Data for this exercise:
------------------------------------------------------------

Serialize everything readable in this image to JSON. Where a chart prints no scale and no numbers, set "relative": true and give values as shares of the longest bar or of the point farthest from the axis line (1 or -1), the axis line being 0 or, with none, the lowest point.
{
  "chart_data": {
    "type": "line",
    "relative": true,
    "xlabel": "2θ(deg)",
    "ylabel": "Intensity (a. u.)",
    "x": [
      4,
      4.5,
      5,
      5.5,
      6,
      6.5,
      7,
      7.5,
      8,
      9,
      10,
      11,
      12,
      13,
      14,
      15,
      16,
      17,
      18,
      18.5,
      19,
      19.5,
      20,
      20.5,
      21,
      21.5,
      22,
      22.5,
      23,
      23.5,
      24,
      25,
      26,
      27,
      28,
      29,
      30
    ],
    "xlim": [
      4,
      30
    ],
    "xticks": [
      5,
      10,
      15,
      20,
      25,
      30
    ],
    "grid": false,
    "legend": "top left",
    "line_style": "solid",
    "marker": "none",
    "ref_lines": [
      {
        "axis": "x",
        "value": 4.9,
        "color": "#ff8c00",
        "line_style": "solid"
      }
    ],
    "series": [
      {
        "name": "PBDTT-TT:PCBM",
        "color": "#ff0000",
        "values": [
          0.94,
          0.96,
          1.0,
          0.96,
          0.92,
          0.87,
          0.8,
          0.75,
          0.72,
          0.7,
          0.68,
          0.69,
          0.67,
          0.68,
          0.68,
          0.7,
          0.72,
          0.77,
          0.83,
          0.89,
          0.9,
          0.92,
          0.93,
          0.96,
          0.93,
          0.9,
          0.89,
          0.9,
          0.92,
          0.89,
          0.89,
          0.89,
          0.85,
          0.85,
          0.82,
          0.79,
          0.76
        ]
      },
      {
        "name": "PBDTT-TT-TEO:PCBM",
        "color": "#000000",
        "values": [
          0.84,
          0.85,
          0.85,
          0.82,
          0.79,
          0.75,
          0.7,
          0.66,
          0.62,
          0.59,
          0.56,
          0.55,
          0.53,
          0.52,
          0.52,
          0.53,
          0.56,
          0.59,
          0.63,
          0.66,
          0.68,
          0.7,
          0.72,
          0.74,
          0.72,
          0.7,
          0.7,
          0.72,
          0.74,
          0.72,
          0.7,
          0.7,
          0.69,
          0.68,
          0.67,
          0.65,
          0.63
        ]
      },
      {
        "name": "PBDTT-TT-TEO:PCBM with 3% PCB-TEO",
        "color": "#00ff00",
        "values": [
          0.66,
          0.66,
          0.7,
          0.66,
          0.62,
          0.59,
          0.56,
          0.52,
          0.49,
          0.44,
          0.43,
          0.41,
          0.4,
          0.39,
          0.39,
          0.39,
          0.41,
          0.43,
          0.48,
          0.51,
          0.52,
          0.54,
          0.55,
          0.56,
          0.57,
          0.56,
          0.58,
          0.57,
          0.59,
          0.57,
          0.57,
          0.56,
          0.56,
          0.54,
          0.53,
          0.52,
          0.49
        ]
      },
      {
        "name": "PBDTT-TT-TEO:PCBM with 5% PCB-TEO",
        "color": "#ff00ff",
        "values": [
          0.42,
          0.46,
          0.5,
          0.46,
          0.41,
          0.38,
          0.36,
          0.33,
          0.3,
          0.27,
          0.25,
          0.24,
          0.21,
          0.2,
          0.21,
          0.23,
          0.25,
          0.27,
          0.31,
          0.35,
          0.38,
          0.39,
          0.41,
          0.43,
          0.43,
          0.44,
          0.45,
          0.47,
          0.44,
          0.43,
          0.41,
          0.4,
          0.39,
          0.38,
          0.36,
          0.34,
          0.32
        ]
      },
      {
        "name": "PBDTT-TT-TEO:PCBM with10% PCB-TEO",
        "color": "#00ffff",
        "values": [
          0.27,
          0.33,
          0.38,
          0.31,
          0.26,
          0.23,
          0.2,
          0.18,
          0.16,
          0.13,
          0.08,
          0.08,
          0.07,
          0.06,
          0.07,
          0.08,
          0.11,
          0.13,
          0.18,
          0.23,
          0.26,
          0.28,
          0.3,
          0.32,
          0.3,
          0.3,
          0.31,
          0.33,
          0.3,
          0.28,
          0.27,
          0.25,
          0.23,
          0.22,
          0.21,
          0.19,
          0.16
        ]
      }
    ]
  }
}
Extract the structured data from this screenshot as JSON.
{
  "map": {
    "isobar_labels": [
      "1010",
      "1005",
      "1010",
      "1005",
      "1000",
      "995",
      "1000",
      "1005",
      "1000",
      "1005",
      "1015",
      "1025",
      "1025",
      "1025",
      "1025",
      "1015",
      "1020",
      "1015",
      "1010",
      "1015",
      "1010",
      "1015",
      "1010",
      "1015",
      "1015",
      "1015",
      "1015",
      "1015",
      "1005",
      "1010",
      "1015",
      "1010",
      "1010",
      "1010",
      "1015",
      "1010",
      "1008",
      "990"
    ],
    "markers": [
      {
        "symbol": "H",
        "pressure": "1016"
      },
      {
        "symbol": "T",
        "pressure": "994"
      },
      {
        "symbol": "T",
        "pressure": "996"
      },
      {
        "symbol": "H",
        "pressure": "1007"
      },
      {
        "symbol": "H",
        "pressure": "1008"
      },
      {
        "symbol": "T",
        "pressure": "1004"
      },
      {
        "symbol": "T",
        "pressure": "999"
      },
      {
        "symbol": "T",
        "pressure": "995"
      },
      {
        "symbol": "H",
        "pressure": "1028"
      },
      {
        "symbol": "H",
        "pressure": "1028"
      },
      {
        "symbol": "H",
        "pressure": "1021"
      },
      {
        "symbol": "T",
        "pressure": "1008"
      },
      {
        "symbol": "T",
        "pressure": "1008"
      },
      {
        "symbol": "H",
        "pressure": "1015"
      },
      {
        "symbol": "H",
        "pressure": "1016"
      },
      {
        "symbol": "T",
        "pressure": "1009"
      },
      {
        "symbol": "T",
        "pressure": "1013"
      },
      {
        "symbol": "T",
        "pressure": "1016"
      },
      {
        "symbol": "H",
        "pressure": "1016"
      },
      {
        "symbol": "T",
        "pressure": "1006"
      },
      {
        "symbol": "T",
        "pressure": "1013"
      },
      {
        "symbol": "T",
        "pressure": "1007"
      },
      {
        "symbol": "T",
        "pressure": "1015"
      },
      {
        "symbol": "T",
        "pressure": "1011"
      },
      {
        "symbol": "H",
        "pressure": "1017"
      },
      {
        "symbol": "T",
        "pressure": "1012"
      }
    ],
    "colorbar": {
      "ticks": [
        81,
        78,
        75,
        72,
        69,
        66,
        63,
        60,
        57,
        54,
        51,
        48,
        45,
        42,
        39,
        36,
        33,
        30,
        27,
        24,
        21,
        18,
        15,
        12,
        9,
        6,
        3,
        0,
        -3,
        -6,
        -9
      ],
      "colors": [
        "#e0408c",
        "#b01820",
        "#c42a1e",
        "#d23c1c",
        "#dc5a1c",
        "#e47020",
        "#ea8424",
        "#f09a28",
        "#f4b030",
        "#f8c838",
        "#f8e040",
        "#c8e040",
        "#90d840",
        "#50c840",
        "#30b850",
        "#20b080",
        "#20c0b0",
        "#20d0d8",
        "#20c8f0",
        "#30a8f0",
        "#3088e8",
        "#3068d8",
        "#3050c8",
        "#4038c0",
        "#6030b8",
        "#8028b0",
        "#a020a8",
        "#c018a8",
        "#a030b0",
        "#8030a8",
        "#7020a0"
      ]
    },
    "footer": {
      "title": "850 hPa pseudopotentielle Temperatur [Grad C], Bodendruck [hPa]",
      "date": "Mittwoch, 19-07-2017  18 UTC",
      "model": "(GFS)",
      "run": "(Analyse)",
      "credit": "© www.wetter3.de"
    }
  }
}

------------------------------------------------------------

What to work on:
Which lines hold the word "PBDTT"? Copy each of them from the records.

Task response:
        "name": "PBDTT-TT:PCBM",
        "name": "PBDTT-TT-TEO:PCBM",
        "name": "PBDTT-TT-TEO:PCBM with 3% PCB-TEO",
        "name": "PBDTT-TT-TEO:PCBM with 5% PCB-TEO",
        "name": "PBDTT-TT-TEO:PCBM with10% PCB-TEO",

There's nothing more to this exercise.